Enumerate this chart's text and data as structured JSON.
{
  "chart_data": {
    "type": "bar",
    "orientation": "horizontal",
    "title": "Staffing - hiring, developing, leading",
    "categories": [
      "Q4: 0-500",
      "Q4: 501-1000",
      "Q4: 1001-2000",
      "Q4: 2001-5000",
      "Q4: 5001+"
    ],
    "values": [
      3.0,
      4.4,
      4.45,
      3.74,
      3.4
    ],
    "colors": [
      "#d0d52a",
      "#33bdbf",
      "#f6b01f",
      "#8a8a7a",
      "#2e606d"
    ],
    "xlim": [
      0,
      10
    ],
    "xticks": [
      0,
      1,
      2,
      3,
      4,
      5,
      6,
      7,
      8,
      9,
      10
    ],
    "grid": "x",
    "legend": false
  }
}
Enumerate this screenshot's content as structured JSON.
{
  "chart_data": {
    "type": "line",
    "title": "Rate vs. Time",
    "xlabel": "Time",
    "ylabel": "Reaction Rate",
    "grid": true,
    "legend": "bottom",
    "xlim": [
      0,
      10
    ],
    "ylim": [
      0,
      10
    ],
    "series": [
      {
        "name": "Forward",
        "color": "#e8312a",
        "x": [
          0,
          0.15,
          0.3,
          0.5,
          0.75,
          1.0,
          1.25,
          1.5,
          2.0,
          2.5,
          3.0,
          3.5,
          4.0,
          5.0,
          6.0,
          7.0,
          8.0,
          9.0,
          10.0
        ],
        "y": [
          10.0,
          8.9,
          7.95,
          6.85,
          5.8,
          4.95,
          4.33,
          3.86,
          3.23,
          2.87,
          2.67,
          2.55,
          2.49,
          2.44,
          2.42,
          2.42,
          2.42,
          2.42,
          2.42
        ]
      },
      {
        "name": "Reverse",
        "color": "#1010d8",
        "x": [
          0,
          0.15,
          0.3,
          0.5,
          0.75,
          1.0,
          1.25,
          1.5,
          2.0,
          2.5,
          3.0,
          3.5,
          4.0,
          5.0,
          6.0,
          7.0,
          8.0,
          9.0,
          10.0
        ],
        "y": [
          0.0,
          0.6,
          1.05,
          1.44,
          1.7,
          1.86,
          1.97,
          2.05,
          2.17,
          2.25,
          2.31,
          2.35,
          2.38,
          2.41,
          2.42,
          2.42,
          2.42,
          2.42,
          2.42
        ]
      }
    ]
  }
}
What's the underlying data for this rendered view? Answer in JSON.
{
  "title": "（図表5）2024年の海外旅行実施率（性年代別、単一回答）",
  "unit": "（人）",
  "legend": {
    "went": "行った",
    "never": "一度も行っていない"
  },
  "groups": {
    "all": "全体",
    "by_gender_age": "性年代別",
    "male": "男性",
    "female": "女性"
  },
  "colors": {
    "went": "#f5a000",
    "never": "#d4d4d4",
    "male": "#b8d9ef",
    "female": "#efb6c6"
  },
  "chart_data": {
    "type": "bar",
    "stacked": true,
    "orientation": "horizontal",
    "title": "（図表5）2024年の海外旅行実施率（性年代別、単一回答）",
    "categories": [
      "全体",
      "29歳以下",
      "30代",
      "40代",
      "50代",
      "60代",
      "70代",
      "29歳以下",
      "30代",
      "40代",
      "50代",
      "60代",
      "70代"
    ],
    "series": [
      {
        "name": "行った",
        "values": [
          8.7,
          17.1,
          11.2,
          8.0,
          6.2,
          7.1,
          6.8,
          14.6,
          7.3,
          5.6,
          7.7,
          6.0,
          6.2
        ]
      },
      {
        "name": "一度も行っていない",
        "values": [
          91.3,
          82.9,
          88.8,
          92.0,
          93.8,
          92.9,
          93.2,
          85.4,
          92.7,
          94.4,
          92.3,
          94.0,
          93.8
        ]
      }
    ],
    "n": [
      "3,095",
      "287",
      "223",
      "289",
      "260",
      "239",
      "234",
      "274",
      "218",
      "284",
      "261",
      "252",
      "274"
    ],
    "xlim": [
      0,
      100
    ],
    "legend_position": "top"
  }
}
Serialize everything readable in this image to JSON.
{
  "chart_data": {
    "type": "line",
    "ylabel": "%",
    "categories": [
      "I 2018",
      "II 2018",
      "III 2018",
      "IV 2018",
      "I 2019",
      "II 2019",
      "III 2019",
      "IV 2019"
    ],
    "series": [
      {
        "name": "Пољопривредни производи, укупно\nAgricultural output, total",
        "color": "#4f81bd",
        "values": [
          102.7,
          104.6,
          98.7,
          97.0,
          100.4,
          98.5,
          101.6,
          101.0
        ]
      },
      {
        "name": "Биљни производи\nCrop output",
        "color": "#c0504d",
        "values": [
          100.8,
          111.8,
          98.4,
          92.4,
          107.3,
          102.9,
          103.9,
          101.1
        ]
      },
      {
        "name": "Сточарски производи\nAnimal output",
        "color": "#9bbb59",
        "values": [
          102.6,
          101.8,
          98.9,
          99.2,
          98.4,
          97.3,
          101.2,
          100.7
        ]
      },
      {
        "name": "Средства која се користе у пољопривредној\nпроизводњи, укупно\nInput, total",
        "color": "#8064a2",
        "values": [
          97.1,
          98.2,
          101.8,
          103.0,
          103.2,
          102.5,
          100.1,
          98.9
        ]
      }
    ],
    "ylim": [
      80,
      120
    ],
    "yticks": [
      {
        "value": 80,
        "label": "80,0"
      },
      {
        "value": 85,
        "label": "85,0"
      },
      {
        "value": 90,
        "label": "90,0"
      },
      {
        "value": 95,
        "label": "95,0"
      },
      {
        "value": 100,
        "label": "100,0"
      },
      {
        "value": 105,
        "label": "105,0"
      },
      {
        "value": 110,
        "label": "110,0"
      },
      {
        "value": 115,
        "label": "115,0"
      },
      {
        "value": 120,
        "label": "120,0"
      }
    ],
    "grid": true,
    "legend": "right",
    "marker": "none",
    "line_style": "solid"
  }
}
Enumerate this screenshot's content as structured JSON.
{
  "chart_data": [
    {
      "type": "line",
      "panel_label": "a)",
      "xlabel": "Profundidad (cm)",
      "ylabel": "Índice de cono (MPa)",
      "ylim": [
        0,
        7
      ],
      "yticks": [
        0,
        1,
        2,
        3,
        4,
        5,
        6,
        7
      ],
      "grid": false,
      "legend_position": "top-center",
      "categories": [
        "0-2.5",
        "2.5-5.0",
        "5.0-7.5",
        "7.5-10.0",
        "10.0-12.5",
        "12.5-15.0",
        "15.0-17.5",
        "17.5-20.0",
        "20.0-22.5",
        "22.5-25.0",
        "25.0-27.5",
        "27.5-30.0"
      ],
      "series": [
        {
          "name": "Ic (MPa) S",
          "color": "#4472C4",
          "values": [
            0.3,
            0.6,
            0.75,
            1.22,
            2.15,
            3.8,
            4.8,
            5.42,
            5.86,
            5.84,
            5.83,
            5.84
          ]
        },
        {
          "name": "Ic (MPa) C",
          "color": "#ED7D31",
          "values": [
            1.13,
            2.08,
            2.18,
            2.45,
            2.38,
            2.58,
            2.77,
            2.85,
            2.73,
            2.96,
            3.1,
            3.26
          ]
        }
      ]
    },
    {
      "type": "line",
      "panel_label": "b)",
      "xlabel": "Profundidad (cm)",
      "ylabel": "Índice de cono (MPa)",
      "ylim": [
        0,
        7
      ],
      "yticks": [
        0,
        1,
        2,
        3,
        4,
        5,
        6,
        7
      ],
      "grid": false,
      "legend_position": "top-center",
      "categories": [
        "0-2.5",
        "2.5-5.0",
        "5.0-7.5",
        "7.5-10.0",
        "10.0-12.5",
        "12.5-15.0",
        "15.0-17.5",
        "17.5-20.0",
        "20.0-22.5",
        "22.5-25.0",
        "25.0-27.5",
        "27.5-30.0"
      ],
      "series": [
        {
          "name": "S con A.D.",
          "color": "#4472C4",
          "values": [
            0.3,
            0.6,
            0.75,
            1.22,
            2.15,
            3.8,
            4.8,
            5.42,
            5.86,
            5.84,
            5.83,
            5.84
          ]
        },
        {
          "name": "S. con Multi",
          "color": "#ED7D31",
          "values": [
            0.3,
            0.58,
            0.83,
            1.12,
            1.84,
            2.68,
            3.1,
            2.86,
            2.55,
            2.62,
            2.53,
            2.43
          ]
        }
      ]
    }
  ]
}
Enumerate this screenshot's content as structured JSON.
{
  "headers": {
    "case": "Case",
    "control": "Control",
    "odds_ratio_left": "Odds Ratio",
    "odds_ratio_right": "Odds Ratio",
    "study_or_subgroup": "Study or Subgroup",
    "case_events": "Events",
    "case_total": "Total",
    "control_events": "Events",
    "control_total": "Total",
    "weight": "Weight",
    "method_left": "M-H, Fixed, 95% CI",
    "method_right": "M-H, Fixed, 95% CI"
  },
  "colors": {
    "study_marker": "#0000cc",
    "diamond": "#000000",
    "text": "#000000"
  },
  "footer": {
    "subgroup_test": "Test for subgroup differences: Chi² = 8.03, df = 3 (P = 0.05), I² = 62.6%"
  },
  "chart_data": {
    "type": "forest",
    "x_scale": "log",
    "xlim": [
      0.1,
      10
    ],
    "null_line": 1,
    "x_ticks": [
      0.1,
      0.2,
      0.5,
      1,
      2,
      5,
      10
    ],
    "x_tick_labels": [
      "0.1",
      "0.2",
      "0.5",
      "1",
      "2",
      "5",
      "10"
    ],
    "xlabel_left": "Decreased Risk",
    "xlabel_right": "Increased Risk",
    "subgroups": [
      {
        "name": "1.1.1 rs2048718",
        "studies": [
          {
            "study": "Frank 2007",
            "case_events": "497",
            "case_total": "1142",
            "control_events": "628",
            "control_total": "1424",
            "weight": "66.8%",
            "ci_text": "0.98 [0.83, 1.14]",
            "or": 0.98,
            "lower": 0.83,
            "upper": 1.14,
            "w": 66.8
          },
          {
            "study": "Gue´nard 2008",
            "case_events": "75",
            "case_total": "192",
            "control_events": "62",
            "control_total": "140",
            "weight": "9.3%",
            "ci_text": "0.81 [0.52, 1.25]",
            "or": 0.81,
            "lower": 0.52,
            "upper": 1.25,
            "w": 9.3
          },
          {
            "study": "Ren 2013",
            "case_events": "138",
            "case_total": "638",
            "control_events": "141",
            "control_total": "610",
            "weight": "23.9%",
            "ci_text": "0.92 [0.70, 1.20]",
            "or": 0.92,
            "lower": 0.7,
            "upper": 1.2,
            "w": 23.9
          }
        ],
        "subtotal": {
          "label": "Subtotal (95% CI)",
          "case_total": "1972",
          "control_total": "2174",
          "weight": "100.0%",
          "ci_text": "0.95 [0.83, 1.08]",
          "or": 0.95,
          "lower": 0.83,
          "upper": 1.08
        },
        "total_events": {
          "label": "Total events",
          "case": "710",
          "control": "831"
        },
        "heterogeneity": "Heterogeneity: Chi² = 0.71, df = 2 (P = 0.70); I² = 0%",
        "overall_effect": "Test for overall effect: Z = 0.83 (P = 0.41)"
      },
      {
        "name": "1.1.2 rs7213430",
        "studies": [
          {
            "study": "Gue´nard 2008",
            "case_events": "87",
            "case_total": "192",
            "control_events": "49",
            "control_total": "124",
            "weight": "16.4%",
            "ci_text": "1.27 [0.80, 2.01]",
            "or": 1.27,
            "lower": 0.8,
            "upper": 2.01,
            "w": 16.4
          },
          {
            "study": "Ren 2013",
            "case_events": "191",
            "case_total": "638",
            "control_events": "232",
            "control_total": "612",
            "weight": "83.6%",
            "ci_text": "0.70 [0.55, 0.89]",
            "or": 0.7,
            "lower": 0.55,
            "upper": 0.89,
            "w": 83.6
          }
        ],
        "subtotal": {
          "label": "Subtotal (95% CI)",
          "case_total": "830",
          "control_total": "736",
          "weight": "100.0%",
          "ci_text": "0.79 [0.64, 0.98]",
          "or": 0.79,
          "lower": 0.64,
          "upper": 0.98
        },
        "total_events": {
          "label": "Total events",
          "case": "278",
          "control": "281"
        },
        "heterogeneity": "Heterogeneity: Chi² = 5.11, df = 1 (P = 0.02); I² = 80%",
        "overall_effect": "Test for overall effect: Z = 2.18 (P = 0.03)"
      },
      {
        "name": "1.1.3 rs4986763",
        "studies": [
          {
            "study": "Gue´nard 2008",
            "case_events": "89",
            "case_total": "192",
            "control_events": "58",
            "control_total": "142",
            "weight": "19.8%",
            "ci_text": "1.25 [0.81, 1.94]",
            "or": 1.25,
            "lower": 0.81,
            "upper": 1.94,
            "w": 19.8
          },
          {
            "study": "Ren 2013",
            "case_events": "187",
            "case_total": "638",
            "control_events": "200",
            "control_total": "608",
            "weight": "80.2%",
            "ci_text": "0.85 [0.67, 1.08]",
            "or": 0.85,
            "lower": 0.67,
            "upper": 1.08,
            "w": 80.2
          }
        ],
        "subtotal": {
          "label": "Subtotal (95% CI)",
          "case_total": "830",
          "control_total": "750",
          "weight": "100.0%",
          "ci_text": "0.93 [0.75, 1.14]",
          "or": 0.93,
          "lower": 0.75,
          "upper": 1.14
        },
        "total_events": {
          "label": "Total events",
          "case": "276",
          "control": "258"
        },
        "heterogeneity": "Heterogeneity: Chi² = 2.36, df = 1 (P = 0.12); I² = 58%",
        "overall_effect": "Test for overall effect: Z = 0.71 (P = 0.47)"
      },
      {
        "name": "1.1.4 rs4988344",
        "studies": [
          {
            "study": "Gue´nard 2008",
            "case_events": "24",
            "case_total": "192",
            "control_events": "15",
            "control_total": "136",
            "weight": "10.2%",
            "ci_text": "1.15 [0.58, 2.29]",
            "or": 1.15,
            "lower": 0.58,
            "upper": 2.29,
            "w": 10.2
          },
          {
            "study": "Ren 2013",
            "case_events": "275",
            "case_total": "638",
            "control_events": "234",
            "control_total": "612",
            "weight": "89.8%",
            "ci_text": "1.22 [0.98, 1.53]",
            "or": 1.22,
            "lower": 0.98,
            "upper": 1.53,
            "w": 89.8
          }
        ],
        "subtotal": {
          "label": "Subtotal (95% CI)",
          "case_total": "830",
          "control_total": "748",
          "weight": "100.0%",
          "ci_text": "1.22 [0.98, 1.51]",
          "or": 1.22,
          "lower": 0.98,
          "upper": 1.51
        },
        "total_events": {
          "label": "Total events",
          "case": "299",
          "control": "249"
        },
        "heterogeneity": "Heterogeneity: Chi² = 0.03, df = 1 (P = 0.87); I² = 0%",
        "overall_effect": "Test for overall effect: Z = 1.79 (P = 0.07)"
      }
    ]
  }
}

(Stated exercise):
Working from the material above, state how many lines contain "title"; give only the number.

(Problem solution):
4